WHAT THE EXERCISE ASKS >> Identify each line in the records below that contains the word "object", and copy it.

Dataset listings of figures >>
========================================

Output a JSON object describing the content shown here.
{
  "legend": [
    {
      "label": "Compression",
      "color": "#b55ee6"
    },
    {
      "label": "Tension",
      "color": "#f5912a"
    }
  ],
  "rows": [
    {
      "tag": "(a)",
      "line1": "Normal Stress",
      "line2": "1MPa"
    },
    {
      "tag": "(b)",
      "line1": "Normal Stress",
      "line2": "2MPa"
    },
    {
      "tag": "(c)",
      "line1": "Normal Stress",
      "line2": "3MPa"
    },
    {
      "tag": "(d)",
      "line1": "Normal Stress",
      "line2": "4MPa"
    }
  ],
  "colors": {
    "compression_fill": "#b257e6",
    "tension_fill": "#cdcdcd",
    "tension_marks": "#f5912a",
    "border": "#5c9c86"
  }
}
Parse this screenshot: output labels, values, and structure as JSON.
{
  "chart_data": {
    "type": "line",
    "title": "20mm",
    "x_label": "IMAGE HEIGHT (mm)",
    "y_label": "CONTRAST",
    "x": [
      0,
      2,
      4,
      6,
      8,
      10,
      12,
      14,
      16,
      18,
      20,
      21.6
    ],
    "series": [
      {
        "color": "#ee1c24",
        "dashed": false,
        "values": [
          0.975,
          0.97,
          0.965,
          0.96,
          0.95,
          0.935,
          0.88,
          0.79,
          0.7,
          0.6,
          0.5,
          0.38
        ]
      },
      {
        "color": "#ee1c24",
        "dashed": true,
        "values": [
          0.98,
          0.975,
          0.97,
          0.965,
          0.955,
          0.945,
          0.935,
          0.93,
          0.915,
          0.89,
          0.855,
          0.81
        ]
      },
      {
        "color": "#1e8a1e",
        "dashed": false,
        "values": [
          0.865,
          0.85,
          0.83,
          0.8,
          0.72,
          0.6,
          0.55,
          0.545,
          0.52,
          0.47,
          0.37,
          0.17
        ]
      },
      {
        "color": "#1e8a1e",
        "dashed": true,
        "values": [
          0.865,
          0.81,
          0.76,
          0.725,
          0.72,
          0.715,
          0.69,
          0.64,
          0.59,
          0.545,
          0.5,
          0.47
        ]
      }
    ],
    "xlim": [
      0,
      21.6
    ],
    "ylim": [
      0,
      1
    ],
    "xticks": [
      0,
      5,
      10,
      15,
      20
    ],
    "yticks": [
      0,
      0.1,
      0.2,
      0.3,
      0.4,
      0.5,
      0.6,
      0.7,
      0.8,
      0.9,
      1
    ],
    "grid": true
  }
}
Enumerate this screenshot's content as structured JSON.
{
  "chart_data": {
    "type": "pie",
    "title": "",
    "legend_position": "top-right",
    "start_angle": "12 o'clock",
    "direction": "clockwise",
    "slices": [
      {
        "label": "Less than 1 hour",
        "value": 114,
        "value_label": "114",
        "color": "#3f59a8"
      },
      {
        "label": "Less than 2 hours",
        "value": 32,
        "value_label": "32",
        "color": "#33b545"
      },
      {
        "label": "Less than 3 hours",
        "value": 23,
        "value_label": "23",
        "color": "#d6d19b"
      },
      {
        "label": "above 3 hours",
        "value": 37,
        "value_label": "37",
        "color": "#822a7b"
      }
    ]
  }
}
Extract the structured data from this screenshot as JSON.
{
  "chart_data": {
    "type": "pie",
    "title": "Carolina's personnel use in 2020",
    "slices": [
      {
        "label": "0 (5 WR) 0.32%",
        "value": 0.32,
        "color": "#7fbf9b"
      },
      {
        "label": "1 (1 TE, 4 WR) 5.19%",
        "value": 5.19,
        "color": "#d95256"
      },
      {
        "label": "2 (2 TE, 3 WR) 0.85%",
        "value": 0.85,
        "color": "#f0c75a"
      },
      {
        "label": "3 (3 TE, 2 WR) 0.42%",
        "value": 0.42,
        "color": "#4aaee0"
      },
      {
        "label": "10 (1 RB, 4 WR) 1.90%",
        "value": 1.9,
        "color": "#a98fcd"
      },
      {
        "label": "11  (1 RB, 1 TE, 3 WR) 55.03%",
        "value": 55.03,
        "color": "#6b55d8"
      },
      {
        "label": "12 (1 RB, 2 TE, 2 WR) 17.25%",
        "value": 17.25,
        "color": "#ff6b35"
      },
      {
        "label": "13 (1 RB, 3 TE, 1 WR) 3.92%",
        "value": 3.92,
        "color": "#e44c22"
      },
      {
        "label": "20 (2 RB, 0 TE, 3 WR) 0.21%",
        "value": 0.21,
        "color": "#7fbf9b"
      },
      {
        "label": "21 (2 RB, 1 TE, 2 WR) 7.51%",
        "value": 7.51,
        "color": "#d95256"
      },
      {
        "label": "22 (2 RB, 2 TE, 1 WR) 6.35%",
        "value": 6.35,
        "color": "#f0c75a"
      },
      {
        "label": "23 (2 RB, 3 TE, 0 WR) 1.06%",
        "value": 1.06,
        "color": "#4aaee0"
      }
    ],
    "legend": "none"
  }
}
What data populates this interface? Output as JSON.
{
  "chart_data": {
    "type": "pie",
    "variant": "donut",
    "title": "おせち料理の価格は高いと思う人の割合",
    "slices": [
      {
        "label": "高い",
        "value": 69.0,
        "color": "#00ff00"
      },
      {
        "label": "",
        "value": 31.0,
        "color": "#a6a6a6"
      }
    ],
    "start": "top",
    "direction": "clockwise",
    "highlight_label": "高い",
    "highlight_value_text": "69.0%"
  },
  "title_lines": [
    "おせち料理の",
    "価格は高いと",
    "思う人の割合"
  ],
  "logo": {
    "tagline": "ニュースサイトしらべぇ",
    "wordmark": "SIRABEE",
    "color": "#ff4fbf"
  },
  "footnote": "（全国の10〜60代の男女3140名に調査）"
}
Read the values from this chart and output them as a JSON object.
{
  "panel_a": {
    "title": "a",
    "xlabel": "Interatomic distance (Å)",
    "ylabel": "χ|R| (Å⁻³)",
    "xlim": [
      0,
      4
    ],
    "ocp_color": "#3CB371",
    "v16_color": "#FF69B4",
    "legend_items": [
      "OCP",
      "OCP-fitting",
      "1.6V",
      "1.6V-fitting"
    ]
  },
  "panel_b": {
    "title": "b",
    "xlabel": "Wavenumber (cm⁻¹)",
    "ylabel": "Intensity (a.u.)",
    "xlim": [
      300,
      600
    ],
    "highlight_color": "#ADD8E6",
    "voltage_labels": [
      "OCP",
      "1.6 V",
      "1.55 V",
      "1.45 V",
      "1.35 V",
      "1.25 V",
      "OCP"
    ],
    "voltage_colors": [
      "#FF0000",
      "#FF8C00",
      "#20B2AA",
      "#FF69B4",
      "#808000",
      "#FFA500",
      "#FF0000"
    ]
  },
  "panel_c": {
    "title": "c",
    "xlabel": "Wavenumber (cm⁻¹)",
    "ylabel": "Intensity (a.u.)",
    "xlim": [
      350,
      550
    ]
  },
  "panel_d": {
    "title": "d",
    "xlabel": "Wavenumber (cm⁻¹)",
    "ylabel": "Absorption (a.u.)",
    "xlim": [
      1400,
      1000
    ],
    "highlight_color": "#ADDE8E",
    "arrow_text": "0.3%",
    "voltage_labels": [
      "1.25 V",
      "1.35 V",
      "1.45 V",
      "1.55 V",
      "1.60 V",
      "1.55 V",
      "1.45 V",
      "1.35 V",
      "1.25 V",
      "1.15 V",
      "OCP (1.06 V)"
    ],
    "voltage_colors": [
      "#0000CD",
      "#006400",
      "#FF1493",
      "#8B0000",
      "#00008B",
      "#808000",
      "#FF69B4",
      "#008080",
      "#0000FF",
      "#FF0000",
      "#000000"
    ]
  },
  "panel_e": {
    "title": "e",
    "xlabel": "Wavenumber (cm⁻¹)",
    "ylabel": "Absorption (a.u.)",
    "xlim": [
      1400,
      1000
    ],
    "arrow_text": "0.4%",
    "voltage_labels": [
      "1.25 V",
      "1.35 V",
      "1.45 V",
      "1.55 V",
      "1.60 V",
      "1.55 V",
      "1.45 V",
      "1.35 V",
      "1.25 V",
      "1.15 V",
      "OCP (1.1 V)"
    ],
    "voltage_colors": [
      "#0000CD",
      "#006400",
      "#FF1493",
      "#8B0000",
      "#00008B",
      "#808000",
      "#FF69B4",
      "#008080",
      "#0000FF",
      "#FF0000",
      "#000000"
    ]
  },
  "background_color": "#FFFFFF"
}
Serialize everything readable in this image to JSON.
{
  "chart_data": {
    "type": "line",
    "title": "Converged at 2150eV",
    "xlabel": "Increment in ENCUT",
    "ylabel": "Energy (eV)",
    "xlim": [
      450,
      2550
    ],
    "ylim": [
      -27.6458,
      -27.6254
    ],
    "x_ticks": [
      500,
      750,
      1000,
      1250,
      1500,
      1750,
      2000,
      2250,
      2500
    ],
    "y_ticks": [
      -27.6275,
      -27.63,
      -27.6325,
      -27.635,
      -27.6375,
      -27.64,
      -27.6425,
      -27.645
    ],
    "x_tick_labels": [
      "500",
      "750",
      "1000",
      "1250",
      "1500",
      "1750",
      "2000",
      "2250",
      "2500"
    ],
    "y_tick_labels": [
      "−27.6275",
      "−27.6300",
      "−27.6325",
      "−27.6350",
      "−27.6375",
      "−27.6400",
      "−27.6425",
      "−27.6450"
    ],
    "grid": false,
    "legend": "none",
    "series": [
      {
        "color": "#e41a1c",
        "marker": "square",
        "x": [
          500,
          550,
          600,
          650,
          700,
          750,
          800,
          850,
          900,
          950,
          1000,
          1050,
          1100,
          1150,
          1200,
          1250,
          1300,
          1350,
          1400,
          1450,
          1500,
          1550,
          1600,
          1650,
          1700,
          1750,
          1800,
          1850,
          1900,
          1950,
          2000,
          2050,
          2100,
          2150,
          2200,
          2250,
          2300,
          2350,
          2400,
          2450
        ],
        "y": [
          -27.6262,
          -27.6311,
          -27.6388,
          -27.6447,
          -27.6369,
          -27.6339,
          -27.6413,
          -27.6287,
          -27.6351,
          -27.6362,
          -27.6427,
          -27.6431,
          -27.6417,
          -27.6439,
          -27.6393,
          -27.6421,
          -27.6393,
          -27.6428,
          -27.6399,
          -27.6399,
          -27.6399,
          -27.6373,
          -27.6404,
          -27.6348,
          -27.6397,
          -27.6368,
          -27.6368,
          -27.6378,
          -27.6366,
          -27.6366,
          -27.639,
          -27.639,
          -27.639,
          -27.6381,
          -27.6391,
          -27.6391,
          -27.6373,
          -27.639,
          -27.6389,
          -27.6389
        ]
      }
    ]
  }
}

========================================

COMPLETE ANSWER >>
Output a JSON object describing the content shown here.
Read the values from this chart and output them as a JSON object.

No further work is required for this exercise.